Jésus est mort. Son corps est mis au tombeau, le tout petit troupeau des amis fidèles roule une pierre contre l’entrée du tombeau et s’en va. Pour les disciples de Jésus, c’est la triste fin d’une histoire qui avait si bien commencé. Et là, après trois années d’amitié, d’aventures ensemble, de miracles et de signes, tout semble disparaître derrière une pierre immense et impénétrable. "Nous, nous espérions que c’était lui qui allait délivrer Israël" (Lc 24, 21) dira plus tard l’un des disciples d’Emmaüs. C’est une réalité qu’on entend malheureusement trop souvent dans les histoires d’amour. Notamment chez les couples mariés, souvent d’ailleurs après trois années de mariage. "Nous, nous espérions que le mariage allait être une joie éternelle à deux… et maintenant je ne ressens rien comme avant. Une grosse pierre semble me séparer de mon idée de l’amour, de ma façon d’avoir imaginé la joie du couple"...

- Objectif visé -
D'après l'extrait sur la mort de Jésus, qu'ont partagé les disciples avec lui pendant trois années ? Énumérez tous les éléments cités. Le matériel placé ci-dessous est indépendant de l'extrait.

- Section de données -
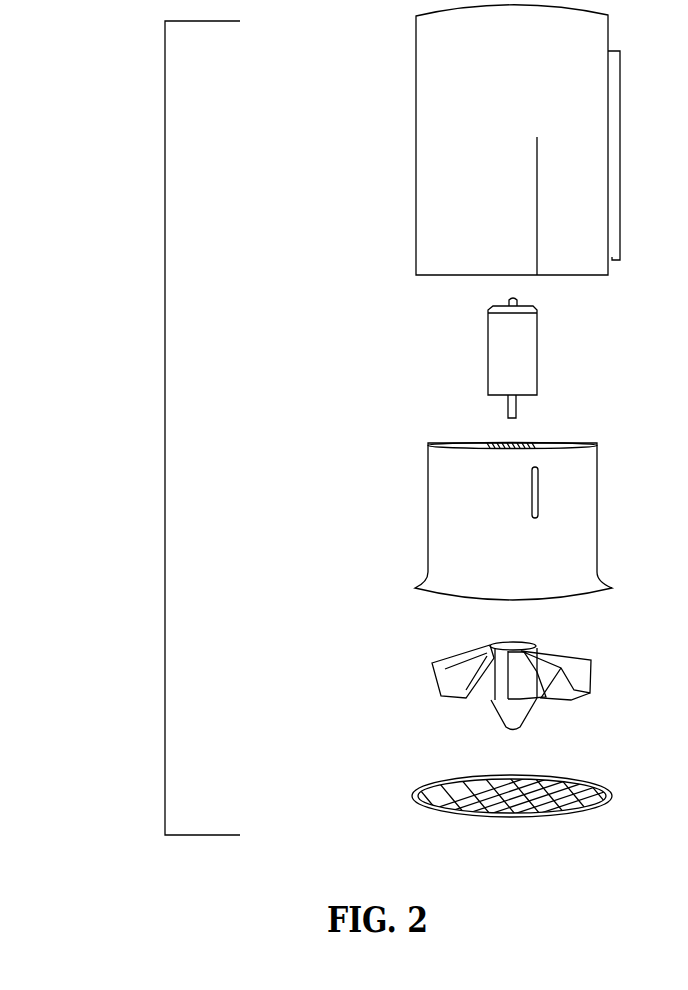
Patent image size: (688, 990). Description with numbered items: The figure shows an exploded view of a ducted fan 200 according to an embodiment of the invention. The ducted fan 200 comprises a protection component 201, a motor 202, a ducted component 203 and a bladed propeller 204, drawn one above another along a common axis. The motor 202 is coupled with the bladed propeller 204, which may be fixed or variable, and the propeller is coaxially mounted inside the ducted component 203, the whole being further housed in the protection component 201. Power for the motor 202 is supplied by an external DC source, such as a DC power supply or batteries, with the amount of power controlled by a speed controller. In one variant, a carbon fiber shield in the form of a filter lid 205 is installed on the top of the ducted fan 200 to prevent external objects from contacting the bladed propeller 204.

- Résultat -
- l'amitié
- les aventures ensemble
- les miracles
- les signes